▶ [What to produce]: Copy each line that has the string "with" somewhere in it.

** start of Data for the task **

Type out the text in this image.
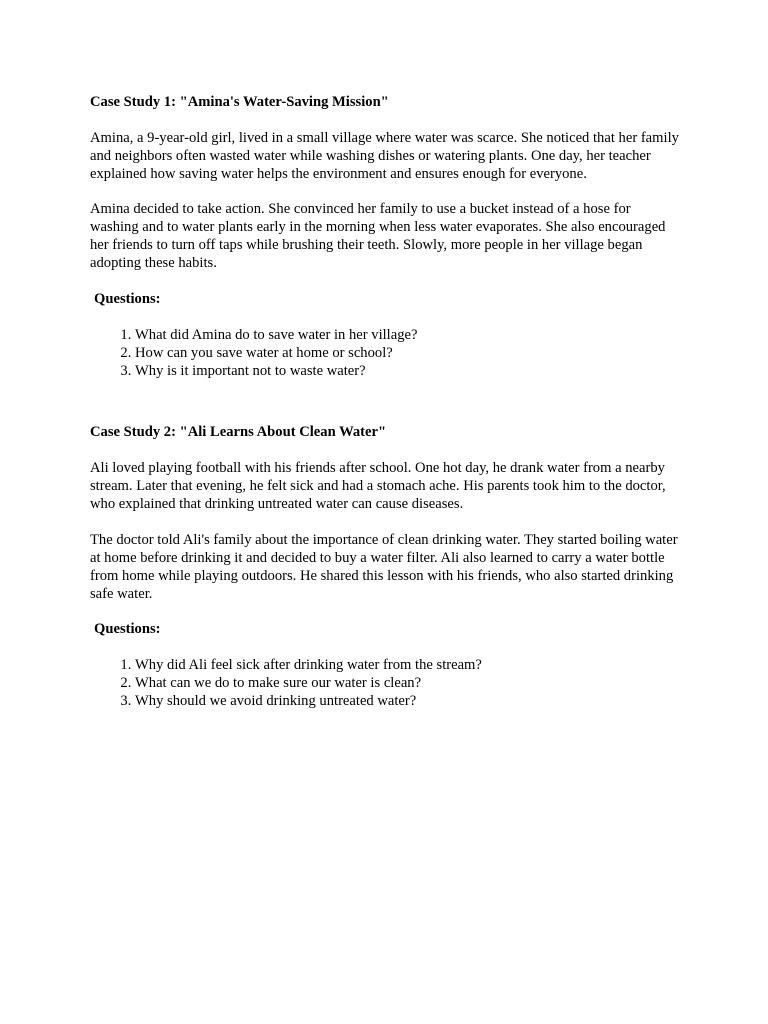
Case Study 1: "Amina's Water-Saving Mission"

Amina, a 9-year-old girl, lived in a small village where water was scarce. She noticed that her family and neighbors often wasted water while washing dishes or watering plants. One day, her teacher explained how saving water helps the environment and ensures enough for everyone.

Amina decided to take action. She convinced her family to use a bucket instead of a hose for washing and to water plants early in the morning when less water evaporates. She also encouraged her friends to turn off taps while brushing their teeth. Slowly, more people in her village began adopting these habits.

Questions:
1. What did Amina do to save water in her village?
2. How can you save water at home or school?
3. Why is it important not to waste water?
Case Study 2: "Ali Learns About Clean Water"

Ali loved playing football with his friends after school. One hot day, he drank water from a nearby stream. Later that evening, he felt sick and had a stomach ache. His parents took him to the doctor, who explained that drinking untreated water can cause diseases.

The doctor told Ali's family about the importance of clean drinking water. They started boiling water at home before drinking it and decided to buy a water filter. Ali also learned to carry a water bottle from home while playing outdoors. He shared this lesson with his friends, who also started drinking safe water.

Questions:
1. Why did Ali feel sick after drinking water from the stream?
2. What can we do to make sure our water is clean?
3. Why should we avoid drinking untreated water?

** end of Data for the task **

▶ [Solution to this exercise]:
Ali loved playing football with his friends after school. One hot day, he drank water from a nearby stream. Later that evening, he felt sick and had a stomach ache. His parents took him to the doctor, who explained that drinking untreated water can cause diseases.
The doctor told Ali's family about the importance of clean drinking water. They started boiling water at home before drinking it and decided to buy a water filter. Ali also learned to carry a water bottle from home while playing outdoors. He shared this lesson with his friends, who also started drinking safe water.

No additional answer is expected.